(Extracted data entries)

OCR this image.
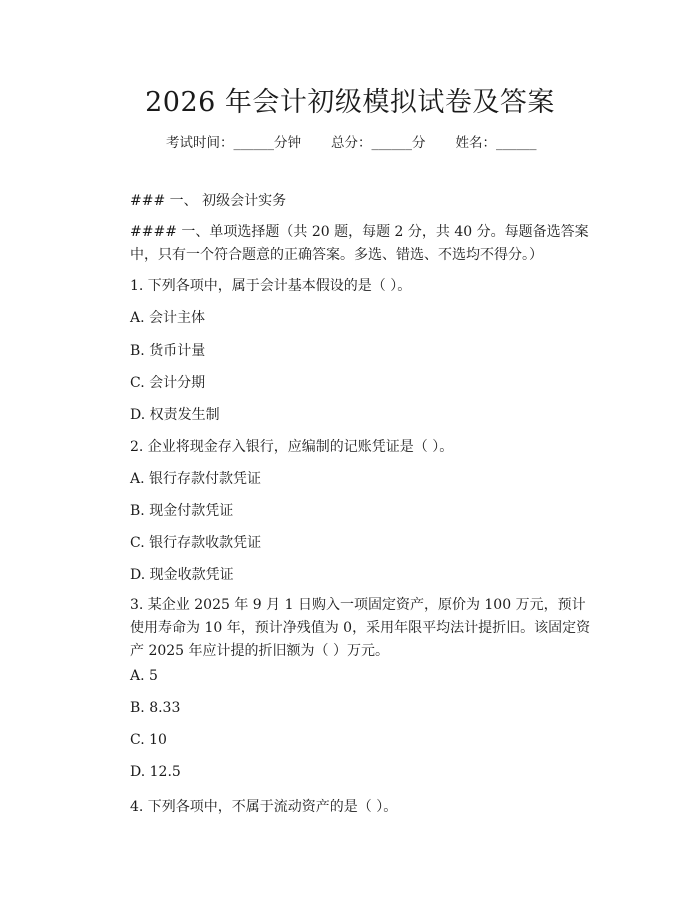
2026 年会计初级模拟试卷及答案
考试时间：______分钟 总分：______分 姓名：______
### 一、 初级会计实务
#### 一、单项选择题（共 20 题，每题 2 分，共 40 分。每题备选答案中，只有一个符合题意的正确答案。多选、错选、不选均不得分。）
1. 下列各项中，属于会计基本假设的是（ ）。
A. 会计主体
B. 货币计量
C. 会计分期
D. 权责发生制
2. 企业将现金存入银行，应编制的记账凭证是（ ）。
A. 银行存款付款凭证
B. 现金付款凭证
C. 银行存款收款凭证
D. 现金收款凭证
3. 某企业 2025 年 9 月 1 日购入一项固定资产，原价为 100 万元，预计使用寿命为 10 年，预计净残值为 0，采用年限平均法计提折旧。该固定资产 2025 年应计提的折旧额为（ ）万元。
A. 5
B. 8.33
C. 10
D. 12.5
4. 下列各项中，不属于流动资产的是（ ）。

» Prompt: Restate the data above exactly, stripping out each image.

» Solution to this task:
OCR this image.
2026 年会计初级模拟试卷及答案
考试时间：______分钟 总分：______分 姓名：______
### 一、 初级会计实务
#### 一、单项选择题（共 20 题，每题 2 分，共 40 分。每题备选答案中，只有一个符合题意的正确答案。多选、错选、不选均不得分。）
1. 下列各项中，属于会计基本假设的是（ ）。
A. 会计主体
B. 货币计量
C. 会计分期
D. 权责发生制
2. 企业将现金存入银行，应编制的记账凭证是（ ）。
A. 银行存款付款凭证
B. 现金付款凭证
C. 银行存款收款凭证
D. 现金收款凭证
3. 某企业 2025 年 9 月 1 日购入一项固定资产，原价为 100 万元，预计使用寿命为 10 年，预计净残值为 0，采用年限平均法计提折旧。该固定资产 2025 年应计提的折旧额为（ ）万元。
A. 5
B. 8.33
C. 10
D. 12.5
4. 下列各项中，不属于流动资产的是（ ）。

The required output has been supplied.